Naureen Aqueel

“Point” of concern

Posted on: May 7, 2009

An edited version of this article was published in Newsline, May 2009.

The roads of Karachi offer many an interesting sight. From the overly-decorated mini-buses and sputtering rickshaws to the swaying bodies on top of a mi

ni-bus, you’ll find many fascinating sights—funny in their irony yet grave in their implications. Among many such sights, is the green and white bus tilted dangerously to one side as young students hang onto the doors with half their bodies in midair.

Yes, these are the student buses, most usually of Karachi University (KU), one of Pakistan’s largest and most prestigious institutions of learning. While other universities have similar buses, popularly known as “points”, few face the kind of shortage and subsequent overloading as those of KU.

In April, an NED student was crushed to death by a KU point bus after falling off another point bus as she was reportedly standing on the footboard. Faiza Nadeem Zaidi’s death sparked protests and demonstrations by various student groups, some of which resulted in violent clashes between rival student political groups within the university. An FIR was registered against the driver, and student bodies have announced the launch of a campaign to buy new point buses for the university calling on help from prominent social and political personalities, members of parliament and ministers.

In February, university bus services remained suspended for around three days as drivers observed a strike to protest against the manhandling of one of their fellow drivers by angry students. The driver was beaten up by a staff member who had a personal feud with the driver, with the help of angry students who had their own grievances against the drivers for not having stopped the bus at a particular stop. The driver’s excuse, and a very valid one indeed: there was no space on the already overloaded bus to take in more students.

In January, the incident of a KU student being killed in a road accident in front of the university gate drew much attention, with university authorities demanding that a pedestrian bridge be built in front of the Silver Jubilee gate to provide students with a safe crossing on the road that draws heavy and speedy traffic. Yet the same authorities ignore that thousands of students risk their lives daily when they travel to the campus in overloaded buses. As conductors try to squeeze in more and more students into the limited and already overloaded buses, many students stand on the footboard with their bodies dangling dangerously outside.
--------------------------------------------------
REQUIREMENTS —
Decide whether each statement below agrees with the article on Karachi's student buses, answering yes or no and quoting the words of the article that settle it. (a) In February, university bus services were suspended for about a week. (b) In the February incident, a staff member beat up the driver. (c) After the January accident, university authorities asked for a pedestrian bridge in front of the Silver Jubilee gate.

[Entries taken from a collection]
--------------------------------------------------
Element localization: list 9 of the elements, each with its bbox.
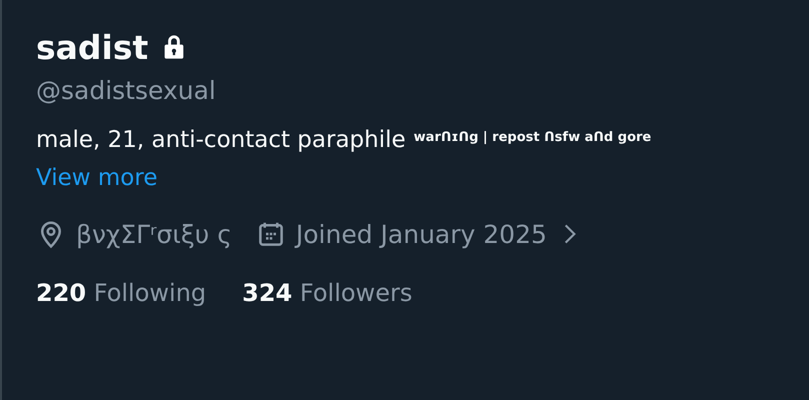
joined-date: Joined January 2025 xyxy=(296,220,547,248)
follow-count-link[interactable]: 324 Followers xyxy=(242,279,412,307)
location-text: βνχΣΓʳσιξυ ς xyxy=(76,220,232,248)
view-more-link[interactable]: View more xyxy=(36,165,158,191)
bio-text: male, 21, anti-contact paraphile xyxy=(36,127,406,153)
bio-note: warᑎɪᑎg | repost ᑎsfw aᑎd gore xyxy=(414,130,652,145)
user-handle: @sadistsexual xyxy=(36,76,217,105)
follow-count-link[interactable]: 220 Following xyxy=(36,279,206,307)
display-name: sadist xyxy=(36,28,148,66)
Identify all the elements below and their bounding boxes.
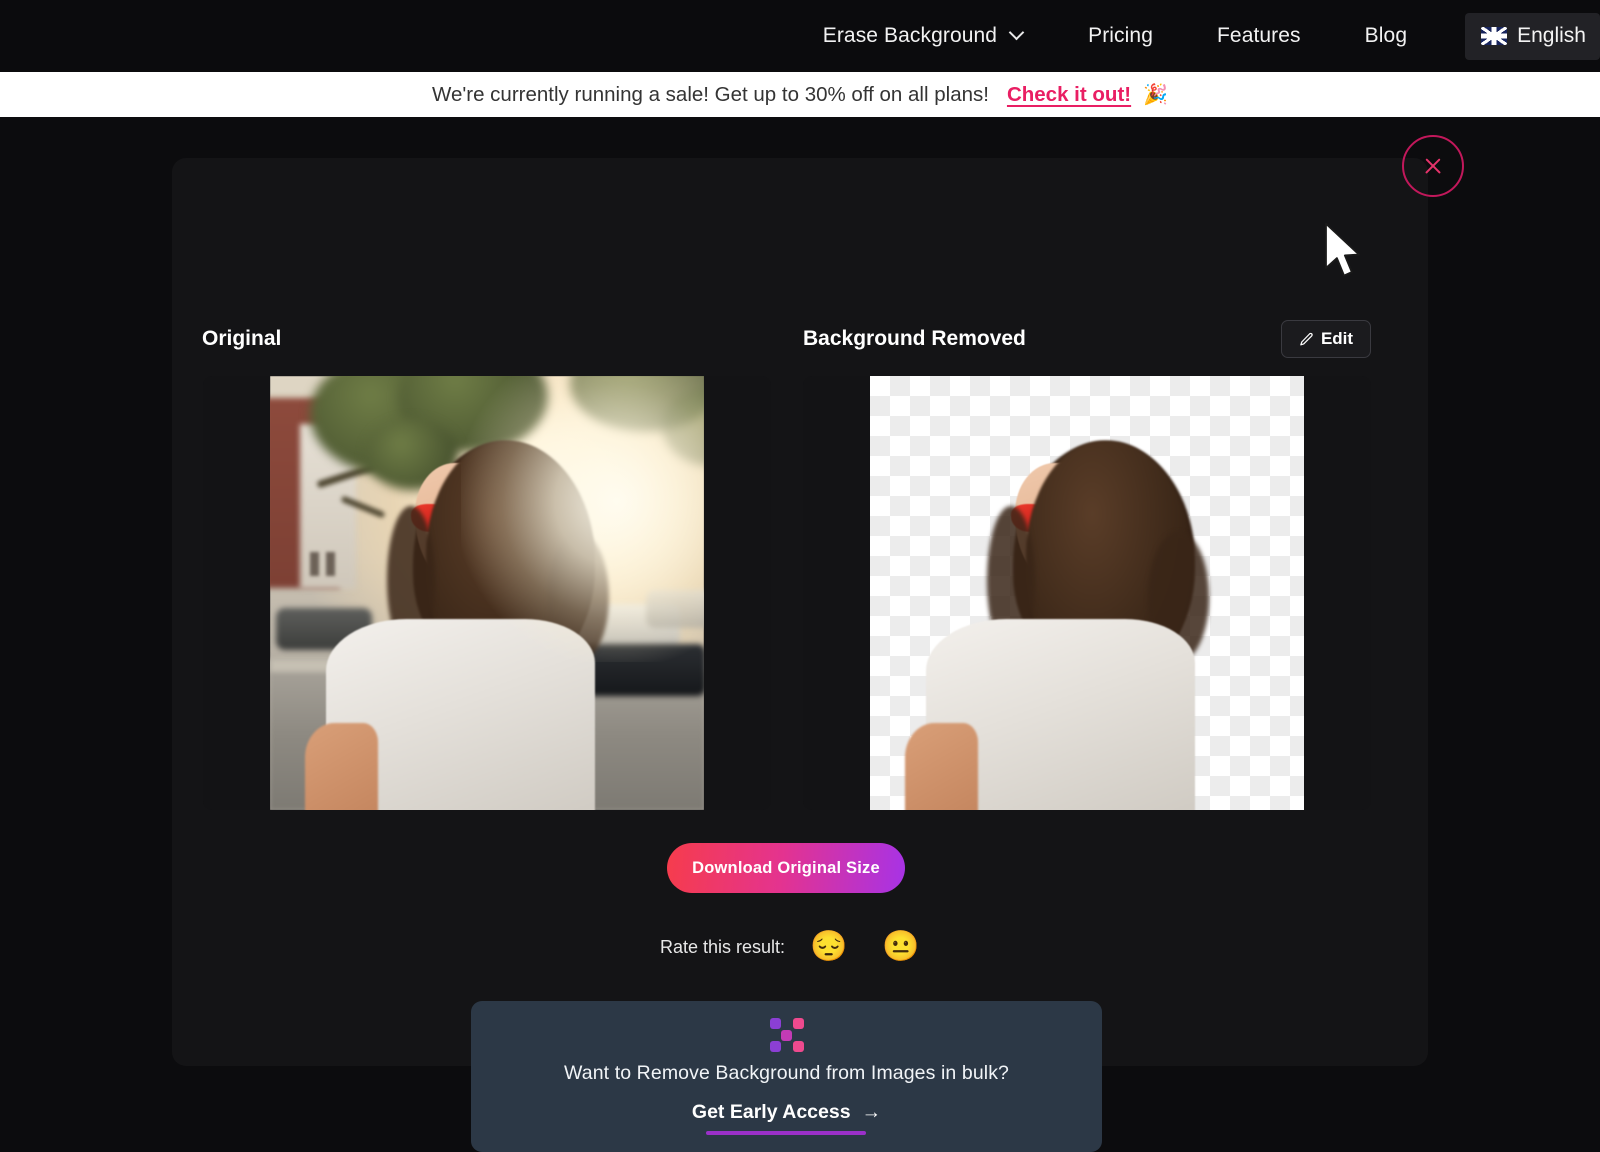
nav-item-blog[interactable]: Blog xyxy=(1365,24,1407,48)
nav-links: Erase Background Pricing Features Blog E… xyxy=(823,0,1600,72)
original-panel-label: Original xyxy=(202,327,282,350)
uk-flag-icon xyxy=(1481,27,1508,45)
person-subject-cutout xyxy=(870,376,1304,810)
nav-item-label: Features xyxy=(1216,24,1301,47)
get-early-access-link[interactable]: Get Early Access → xyxy=(692,1101,881,1135)
nav-item-pricing[interactable]: Pricing xyxy=(1088,24,1153,48)
close-button[interactable] xyxy=(1402,135,1464,197)
sale-banner: We're currently running a sale! Get up t… xyxy=(0,72,1600,117)
bulk-squares-icon xyxy=(769,1018,804,1052)
bulk-square-center xyxy=(781,1029,792,1041)
pencil-icon xyxy=(1300,332,1313,345)
edit-button[interactable]: Edit xyxy=(1281,320,1371,358)
page-body: Original Background Removed Edit Downloa… xyxy=(0,117,1600,1152)
edit-button-label: Edit xyxy=(1320,329,1354,348)
bulk-promo-title: Want to Remove Background from Images in… xyxy=(564,1062,1009,1084)
bulk-promo-card: Want to Remove Background from Images in… xyxy=(471,1001,1102,1152)
background-removed-image-panel xyxy=(803,376,1371,810)
get-early-access-underline xyxy=(706,1131,867,1135)
close-icon xyxy=(1423,156,1443,176)
bulk-square-bottom-right xyxy=(792,1041,804,1052)
person-subject xyxy=(270,376,704,810)
background-removed-panel-label: Background Removed xyxy=(803,327,1026,350)
arm xyxy=(904,723,979,810)
language-label: English xyxy=(1517,24,1586,47)
nav-item-label: Erase Background xyxy=(822,24,998,47)
original-image-panel xyxy=(203,376,771,810)
party-popper-emoji: 🎉 xyxy=(1143,84,1169,106)
original-photo xyxy=(270,376,704,810)
bulk-square-top-right xyxy=(792,1018,804,1029)
sale-banner-cta-link[interactable]: Check it out! xyxy=(1007,83,1131,107)
language-selector[interactable]: English xyxy=(1465,12,1600,60)
rating-pensive-face-button[interactable]: 😔 xyxy=(810,932,847,962)
cutout-photo xyxy=(870,376,1304,810)
nav-item-label: Pricing xyxy=(1088,24,1153,47)
nav-item-erase-background[interactable]: Erase Background xyxy=(823,24,1024,48)
photo-scene xyxy=(270,376,704,810)
nav-item-features[interactable]: Features xyxy=(1217,24,1301,48)
rating-row: Rate this result: 😔 😐 xyxy=(660,932,920,962)
rating-neutral-face-button[interactable]: 😐 xyxy=(882,932,919,962)
sale-banner-text: We're currently running a sale! Get up t… xyxy=(431,82,989,106)
rating-label: Rate this result: xyxy=(660,936,786,957)
arrow-right-icon: → xyxy=(861,1101,882,1123)
download-original-size-button[interactable]: Download Original Size xyxy=(667,843,905,893)
bulk-square-top-left xyxy=(769,1018,781,1029)
get-early-access-label: Get Early Access xyxy=(691,1101,851,1123)
top-navbar: Erase Background Pricing Features Blog E… xyxy=(0,0,1600,72)
get-early-access-link-inner: Get Early Access → xyxy=(692,1101,881,1124)
bulk-square-bottom-left xyxy=(769,1041,781,1052)
chevron-down-icon xyxy=(1011,27,1024,40)
nav-item-label: Blog xyxy=(1364,24,1408,47)
arm xyxy=(304,723,379,810)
--------------------------------------------------
RESULT BELOW —
(a) No: "university bus services remained suspended for around three days"
(b) Yes: "The driver was beaten up by a staff member who had a personal feud with the driver"
(c) Yes: "university authorities demanding that a pedestrian bridge be built in front of the Silver Jubilee gate"